Pictures don't belong in the copy; print all the records exactly.
--- Begin Recorded information ---
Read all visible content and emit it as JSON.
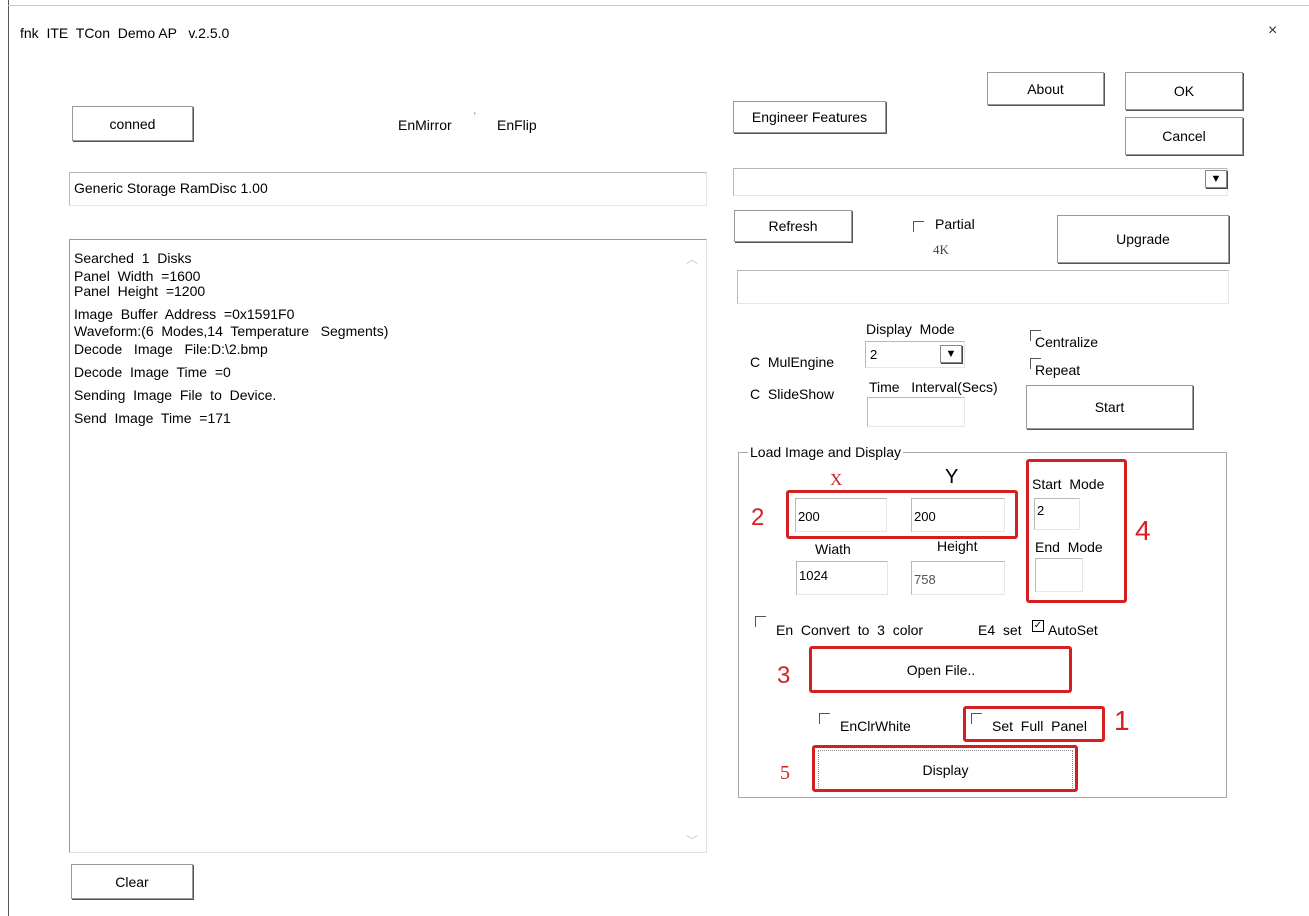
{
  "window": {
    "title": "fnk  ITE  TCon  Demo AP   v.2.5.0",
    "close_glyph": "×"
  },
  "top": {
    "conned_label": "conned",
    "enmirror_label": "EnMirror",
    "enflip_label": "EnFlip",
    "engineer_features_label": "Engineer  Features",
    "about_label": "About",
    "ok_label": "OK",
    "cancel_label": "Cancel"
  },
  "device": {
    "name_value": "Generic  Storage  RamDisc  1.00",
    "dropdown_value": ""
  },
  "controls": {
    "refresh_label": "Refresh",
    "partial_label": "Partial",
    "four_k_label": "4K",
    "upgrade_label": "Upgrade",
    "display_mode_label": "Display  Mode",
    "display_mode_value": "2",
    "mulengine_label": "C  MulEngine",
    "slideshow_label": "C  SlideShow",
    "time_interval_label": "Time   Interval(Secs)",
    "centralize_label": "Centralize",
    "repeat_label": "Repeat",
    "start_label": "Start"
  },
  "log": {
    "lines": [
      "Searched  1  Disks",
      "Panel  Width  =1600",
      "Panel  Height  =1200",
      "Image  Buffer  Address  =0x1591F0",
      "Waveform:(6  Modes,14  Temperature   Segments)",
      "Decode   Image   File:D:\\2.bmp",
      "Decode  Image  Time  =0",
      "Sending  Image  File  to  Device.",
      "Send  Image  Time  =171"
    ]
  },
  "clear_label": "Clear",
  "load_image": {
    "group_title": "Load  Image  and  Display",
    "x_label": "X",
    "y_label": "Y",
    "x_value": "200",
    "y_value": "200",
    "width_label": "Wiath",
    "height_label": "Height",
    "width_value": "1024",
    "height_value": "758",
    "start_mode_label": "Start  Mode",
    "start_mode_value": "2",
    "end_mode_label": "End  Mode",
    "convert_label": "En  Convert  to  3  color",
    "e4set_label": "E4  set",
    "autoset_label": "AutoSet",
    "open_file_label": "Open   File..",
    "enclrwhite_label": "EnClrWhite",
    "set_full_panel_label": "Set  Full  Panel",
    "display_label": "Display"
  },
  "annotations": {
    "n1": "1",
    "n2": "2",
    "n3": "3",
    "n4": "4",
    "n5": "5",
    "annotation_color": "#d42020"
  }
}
--- End Recorded information ---
Reply to the task:
Read all visible content and emit it as JSON.
{
  "window": {
    "title": "fnk  ITE  TCon  Demo AP   v.2.5.0",
    "close_glyph": "×"
  },
  "top": {
    "conned_label": "conned",
    "enmirror_label": "EnMirror",
    "enflip_label": "EnFlip",
    "engineer_features_label": "Engineer  Features",
    "about_label": "About",
    "ok_label": "OK",
    "cancel_label": "Cancel"
  },
  "device": {
    "name_value": "Generic  Storage  RamDisc  1.00",
    "dropdown_value": ""
  },
  "controls": {
    "refresh_label": "Refresh",
    "partial_label": "Partial",
    "four_k_label": "4K",
    "upgrade_label": "Upgrade",
    "display_mode_label": "Display  Mode",
    "display_mode_value": "2",
    "mulengine_label": "C  MulEngine",
    "slideshow_label": "C  SlideShow",
    "time_interval_label": "Time   Interval(Secs)",
    "centralize_label": "Centralize",
    "repeat_label": "Repeat",
    "start_label": "Start"
  },
  "log": {
    "lines": [
      "Searched  1  Disks",
      "Panel  Width  =1600",
      "Panel  Height  =1200",
      "Image  Buffer  Address  =0x1591F0",
      "Waveform:(6  Modes,14  Temperature   Segments)",
      "Decode   Image   File:D:\\2.bmp",
      "Decode  Image  Time  =0",
      "Sending  Image  File  to  Device.",
      "Send  Image  Time  =171"
    ]
  },
  "clear_label": "Clear",
  "load_image": {
    "group_title": "Load  Image  and  Display",
    "x_label": "X",
    "y_label": "Y",
    "x_value": "200",
    "y_value": "200",
    "width_label": "Wiath",
    "height_label": "Height",
    "width_value": "1024",
    "height_value": "758",
    "start_mode_label": "Start  Mode",
    "start_mode_value": "2",
    "end_mode_label": "End  Mode",
    "convert_label": "En  Convert  to  3  color",
    "e4set_label": "E4  set",
    "autoset_label": "AutoSet",
    "open_file_label": "Open   File..",
    "enclrwhite_label": "EnClrWhite",
    "set_full_panel_label": "Set  Full  Panel",
    "display_label": "Display"
  },
  "annotations": {
    "n1": "1",
    "n2": "2",
    "n3": "3",
    "n4": "4",
    "n5": "5",
    "annotation_color": "#d42020"
  }
}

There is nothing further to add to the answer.